*DESCRIPTION OF THE TASK:* Present the data once more in exactly its original form.

Items from a data source
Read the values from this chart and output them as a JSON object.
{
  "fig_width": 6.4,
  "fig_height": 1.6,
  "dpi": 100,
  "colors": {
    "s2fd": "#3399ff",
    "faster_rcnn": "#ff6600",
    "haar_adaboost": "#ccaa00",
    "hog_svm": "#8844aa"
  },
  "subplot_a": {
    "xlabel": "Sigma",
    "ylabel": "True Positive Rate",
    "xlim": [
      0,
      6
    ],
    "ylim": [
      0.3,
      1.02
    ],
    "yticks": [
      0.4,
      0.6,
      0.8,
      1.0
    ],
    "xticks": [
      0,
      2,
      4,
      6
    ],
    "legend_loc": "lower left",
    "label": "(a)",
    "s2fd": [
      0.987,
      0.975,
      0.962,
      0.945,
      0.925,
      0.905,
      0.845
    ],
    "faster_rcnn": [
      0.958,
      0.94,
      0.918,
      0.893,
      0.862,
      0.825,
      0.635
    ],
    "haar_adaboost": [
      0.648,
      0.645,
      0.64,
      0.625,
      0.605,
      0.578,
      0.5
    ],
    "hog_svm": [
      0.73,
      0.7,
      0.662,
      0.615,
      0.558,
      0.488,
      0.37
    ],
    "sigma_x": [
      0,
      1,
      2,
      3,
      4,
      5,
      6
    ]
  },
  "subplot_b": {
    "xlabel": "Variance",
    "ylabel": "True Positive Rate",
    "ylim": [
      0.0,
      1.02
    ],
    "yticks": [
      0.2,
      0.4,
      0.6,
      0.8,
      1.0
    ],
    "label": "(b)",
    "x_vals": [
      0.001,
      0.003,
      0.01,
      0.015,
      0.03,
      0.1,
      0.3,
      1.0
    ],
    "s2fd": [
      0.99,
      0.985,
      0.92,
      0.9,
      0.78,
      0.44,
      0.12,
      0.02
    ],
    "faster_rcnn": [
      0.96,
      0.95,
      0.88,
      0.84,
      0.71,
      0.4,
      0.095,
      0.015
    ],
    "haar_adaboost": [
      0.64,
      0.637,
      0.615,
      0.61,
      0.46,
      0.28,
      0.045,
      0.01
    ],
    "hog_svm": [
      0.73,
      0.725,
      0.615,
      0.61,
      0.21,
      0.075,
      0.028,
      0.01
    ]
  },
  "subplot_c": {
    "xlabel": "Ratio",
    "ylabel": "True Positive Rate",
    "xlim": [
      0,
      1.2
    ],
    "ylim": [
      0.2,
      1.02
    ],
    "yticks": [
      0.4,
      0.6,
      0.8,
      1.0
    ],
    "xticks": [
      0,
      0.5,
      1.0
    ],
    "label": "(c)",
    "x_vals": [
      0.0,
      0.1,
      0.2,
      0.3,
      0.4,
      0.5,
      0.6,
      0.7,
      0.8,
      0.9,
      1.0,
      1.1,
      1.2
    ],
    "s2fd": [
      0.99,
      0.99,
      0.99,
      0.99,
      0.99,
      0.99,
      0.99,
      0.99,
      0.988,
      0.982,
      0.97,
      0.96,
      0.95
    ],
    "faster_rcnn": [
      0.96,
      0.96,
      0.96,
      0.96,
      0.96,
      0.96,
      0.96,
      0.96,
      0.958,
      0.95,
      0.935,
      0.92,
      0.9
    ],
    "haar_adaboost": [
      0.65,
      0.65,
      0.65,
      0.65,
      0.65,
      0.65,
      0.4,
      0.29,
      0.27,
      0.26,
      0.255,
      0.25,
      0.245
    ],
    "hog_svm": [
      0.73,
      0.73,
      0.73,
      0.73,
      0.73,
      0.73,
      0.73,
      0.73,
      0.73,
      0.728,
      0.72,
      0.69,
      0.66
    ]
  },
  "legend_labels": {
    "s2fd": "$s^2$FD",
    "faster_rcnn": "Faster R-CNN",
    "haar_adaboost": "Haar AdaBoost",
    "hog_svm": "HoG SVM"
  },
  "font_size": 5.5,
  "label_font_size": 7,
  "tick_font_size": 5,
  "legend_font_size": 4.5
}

*FINAL RESULT:*
Read the values from this chart and output them as a JSON object.
{
  "fig_width": 6.4,
  "fig_height": 1.6,
  "dpi": 100,
  "colors": {
    "s2fd": "#3399ff",
    "faster_rcnn": "#ff6600",
    "haar_adaboost": "#ccaa00",
    "hog_svm": "#8844aa"
  },
  "subplot_a": {
    "xlabel": "Sigma",
    "ylabel": "True Positive Rate",
    "xlim": [
      0,
      6
    ],
    "ylim": [
      0.3,
      1.02
    ],
    "yticks": [
      0.4,
      0.6,
      0.8,
      1.0
    ],
    "xticks": [
      0,
      2,
      4,
      6
    ],
    "legend_loc": "lower left",
    "label": "(a)",
    "s2fd": [
      0.987,
      0.975,
      0.962,
      0.945,
      0.925,
      0.905,
      0.845
    ],
    "faster_rcnn": [
      0.958,
      0.94,
      0.918,
      0.893,
      0.862,
      0.825,
      0.635
    ],
    "haar_adaboost": [
      0.648,
      0.645,
      0.64,
      0.625,
      0.605,
      0.578,
      0.5
    ],
    "hog_svm": [
      0.73,
      0.7,
      0.662,
      0.615,
      0.558,
      0.488,
      0.37
    ],
    "sigma_x": [
      0,
      1,
      2,
      3,
      4,
      5,
      6
    ]
  },
  "subplot_b": {
    "xlabel": "Variance",
    "ylabel": "True Positive Rate",
    "ylim": [
      0.0,
      1.02
    ],
    "yticks": [
      0.2,
      0.4,
      0.6,
      0.8,
      1.0
    ],
    "label": "(b)",
    "x_vals": [
      0.001,
      0.003,
      0.01,
      0.015,
      0.03,
      0.1,
      0.3,
      1.0
    ],
    "s2fd": [
      0.99,
      0.985,
      0.92,
      0.9,
      0.78,
      0.44,
      0.12,
      0.02
    ],
    "faster_rcnn": [
      0.96,
      0.95,
      0.88,
      0.84,
      0.71,
      0.4,
      0.095,
      0.015
    ],
    "haar_adaboost": [
      0.64,
      0.637,
      0.615,
      0.61,
      0.46,
      0.28,
      0.045,
      0.01
    ],
    "hog_svm": [
      0.73,
      0.725,
      0.615,
      0.61,
      0.21,
      0.075,
      0.028,
      0.01
    ]
  },
  "subplot_c": {
    "xlabel": "Ratio",
    "ylabel": "True Positive Rate",
    "xlim": [
      0,
      1.2
    ],
    "ylim": [
      0.2,
      1.02
    ],
    "yticks": [
      0.4,
      0.6,
      0.8,
      1.0
    ],
    "xticks": [
      0,
      0.5,
      1.0
    ],
    "label": "(c)",
    "x_vals": [
      0.0,
      0.1,
      0.2,
      0.3,
      0.4,
      0.5,
      0.6,
      0.7,
      0.8,
      0.9,
      1.0,
      1.1,
      1.2
    ],
    "s2fd": [
      0.99,
      0.99,
      0.99,
      0.99,
      0.99,
      0.99,
      0.99,
      0.99,
      0.988,
      0.982,
      0.97,
      0.96,
      0.95
    ],
    "faster_rcnn": [
      0.96,
      0.96,
      0.96,
      0.96,
      0.96,
      0.96,
      0.96,
      0.96,
      0.958,
      0.95,
      0.935,
      0.92,
      0.9
    ],
    "haar_adaboost": [
      0.65,
      0.65,
      0.65,
      0.65,
      0.65,
      0.65,
      0.4,
      0.29,
      0.27,
      0.26,
      0.255,
      0.25,
      0.245
    ],
    "hog_svm": [
      0.73,
      0.73,
      0.73,
      0.73,
      0.73,
      0.73,
      0.73,
      0.73,
      0.73,
      0.728,
      0.72,
      0.69,
      0.66
    ]
  },
  "legend_labels": {
    "s2fd": "$s^2$FD",
    "faster_rcnn": "Faster R-CNN",
    "haar_adaboost": "Haar AdaBoost",
    "hog_svm": "HoG SVM"
  },
  "font_size": 5.5,
  "label_font_size": 7,
  "tick_font_size": 5,
  "legend_font_size": 4.5
}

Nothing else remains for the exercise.